• [DIRECTION]
Below is a listing to write out in full, exactly as given, without its pictures.

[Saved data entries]
◇ ◇ ◇ ◇ ◇ ◇ ◇

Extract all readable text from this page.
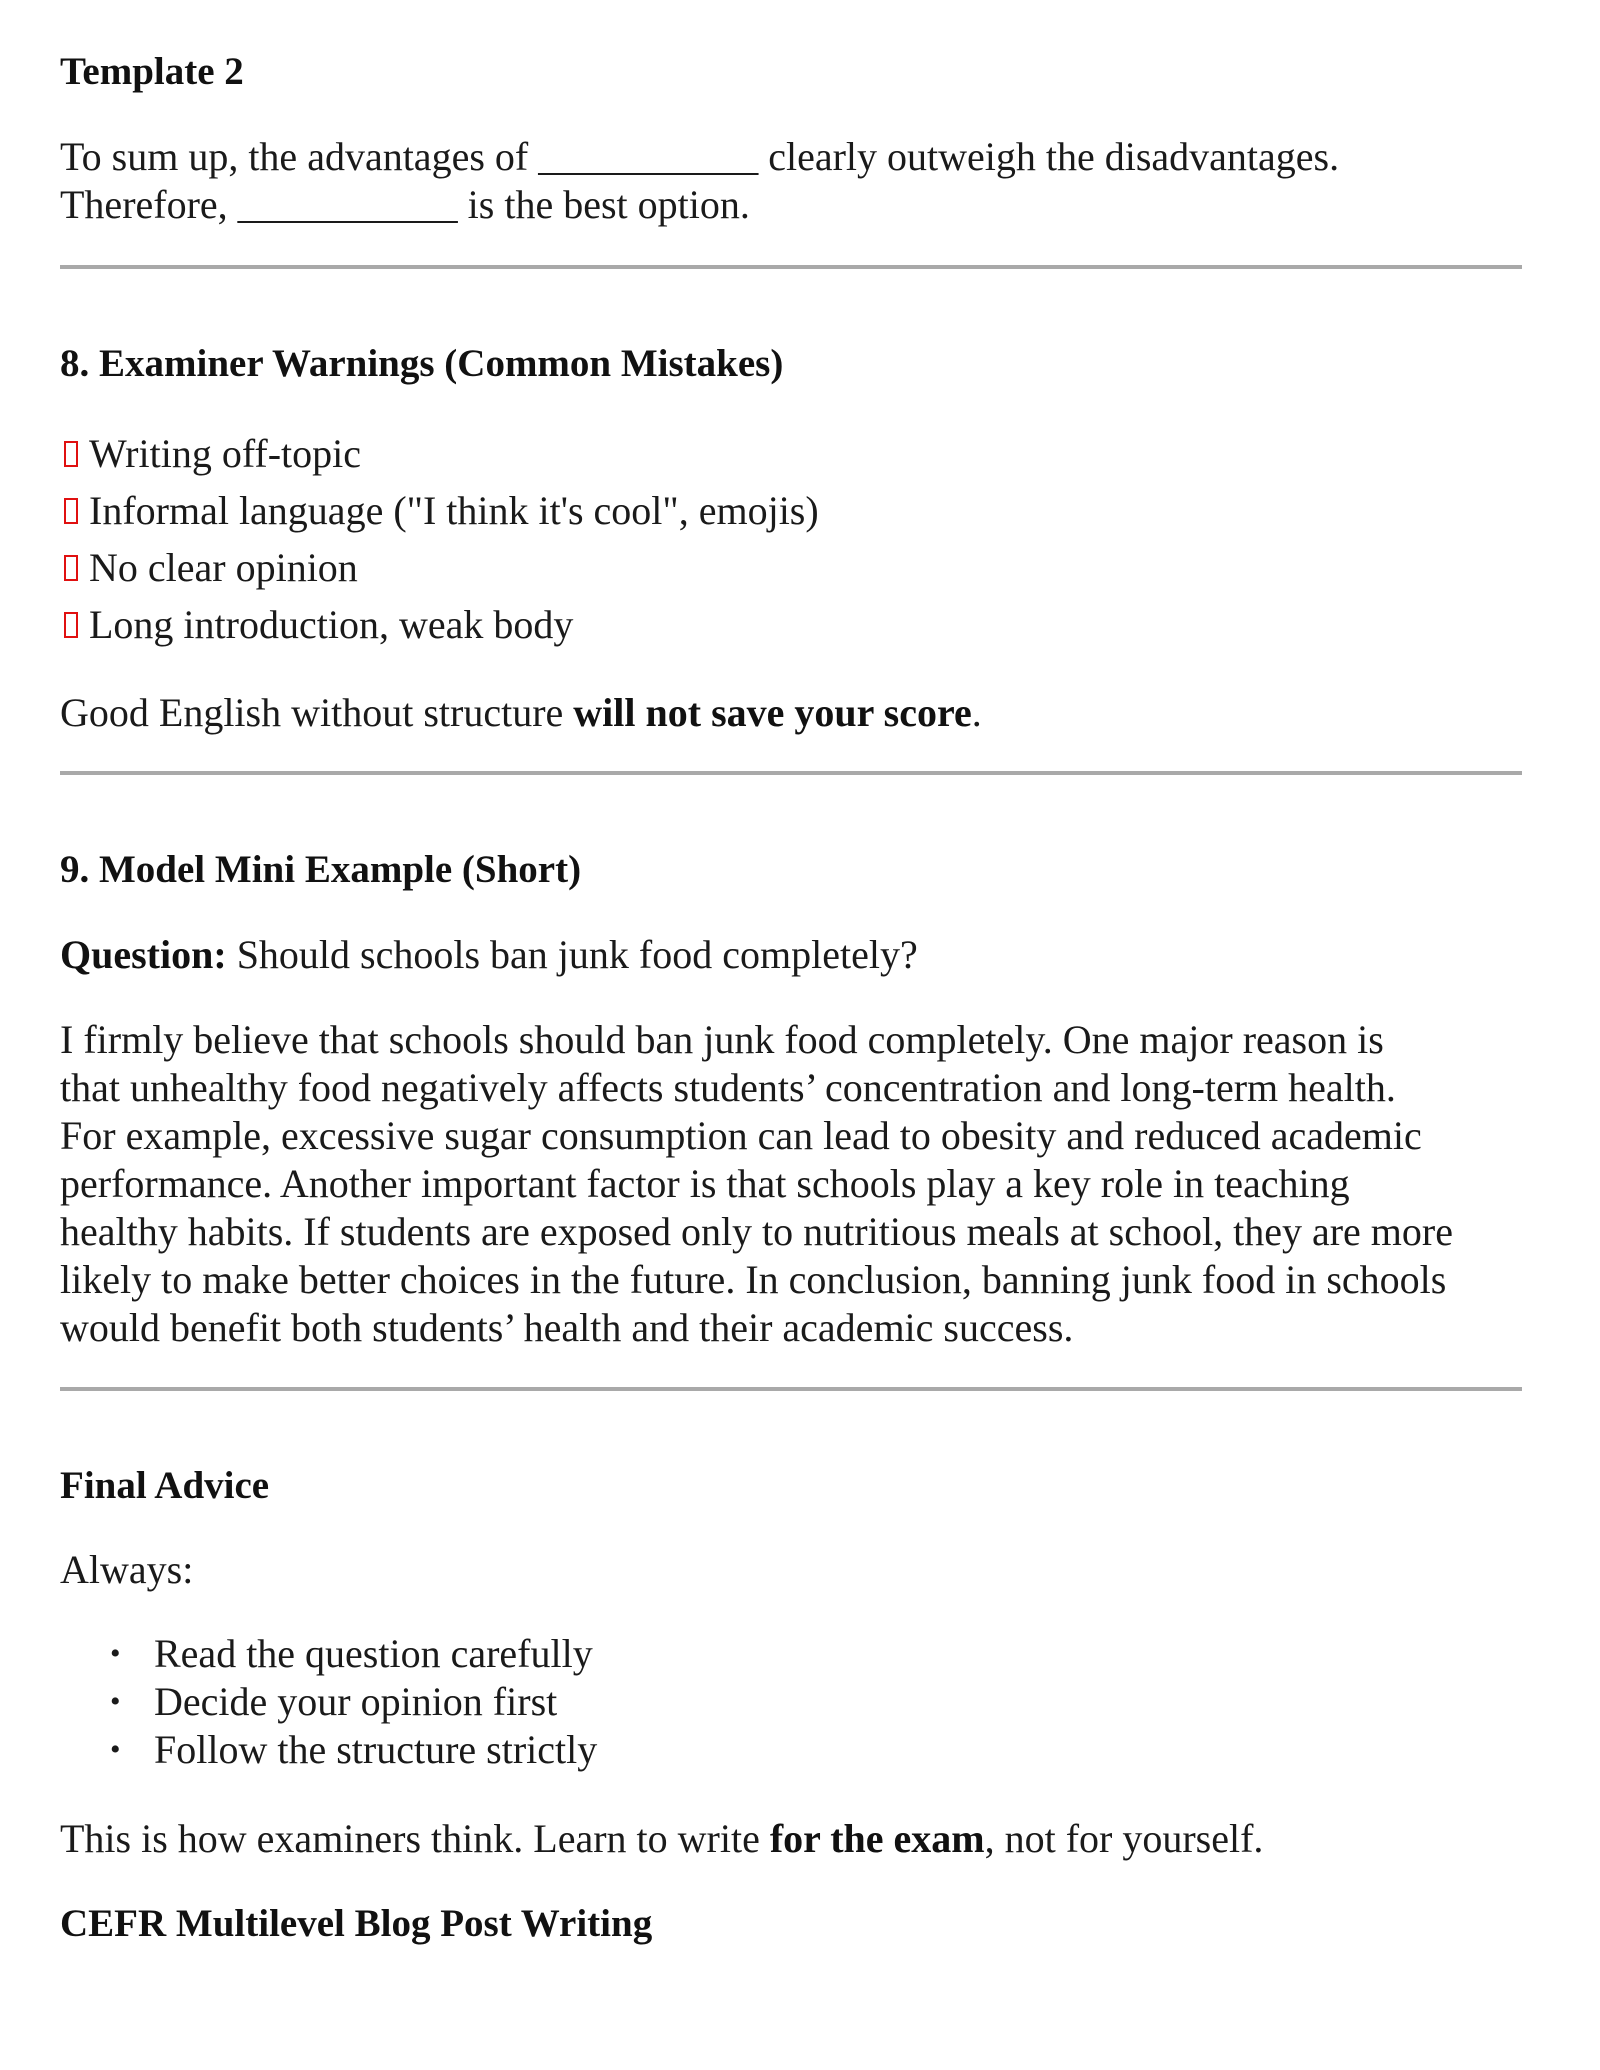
Template 2

To sum up, the advantages of ___________ clearly outweigh the disadvantages.

Therefore, ___________ is the best option.

8. Examiner Warnings (Common Mistakes)
Writing off-topic
Informal language ("I think it's cool", emojis)
No clear opinion
Long introduction, weak body

Good English without structure will not save your score.

9. Model Mini Example (Short)

Question: Should schools ban junk food completely?

I firmly believe that schools should ban junk food completely. One major reason is

that unhealthy food negatively affects students’ concentration and long-term health.

For example, excessive sugar consumption can lead to obesity and reduced academic

performance. Another important factor is that schools play a key role in teaching

healthy habits. If students are exposed only to nutritious meals at school, they are more

likely to make better choices in the future. In conclusion, banning junk food in schools

would benefit both students’ health and their academic success.

Final Advice

Always:

• Read the question carefully
• Decide your opinion first
• Follow the structure strictly

This is how examiners think. Learn to write for the exam, not for yourself.

CEFR Multilevel Blog Post Writing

◇ ◇ ◇ ◇ ◇ ◇ ◇

• [WRITTEN SOLUTION]
Extract all readable text from this page.
Template 2

To sum up, the advantages of ___________ clearly outweigh the disadvantages.

Therefore, ___________ is the best option.

8. Examiner Warnings (Common Mistakes)
Writing off-topic
Informal language ("I think it's cool", emojis)
No clear opinion
Long introduction, weak body

Good English without structure will not save your score.

9. Model Mini Example (Short)

Question: Should schools ban junk food completely?

I firmly believe that schools should ban junk food completely. One major reason is

that unhealthy food negatively affects students’ concentration and long-term health.

For example, excessive sugar consumption can lead to obesity and reduced academic

performance. Another important factor is that schools play a key role in teaching

healthy habits. If students are exposed only to nutritious meals at school, they are more

likely to make better choices in the future. In conclusion, banning junk food in schools

would benefit both students’ health and their academic success.

Final Advice

Always:

• Read the question carefully
• Decide your opinion first
• Follow the structure strictly

This is how examiners think. Learn to write for the exam, not for yourself.

CEFR Multilevel Blog Post Writing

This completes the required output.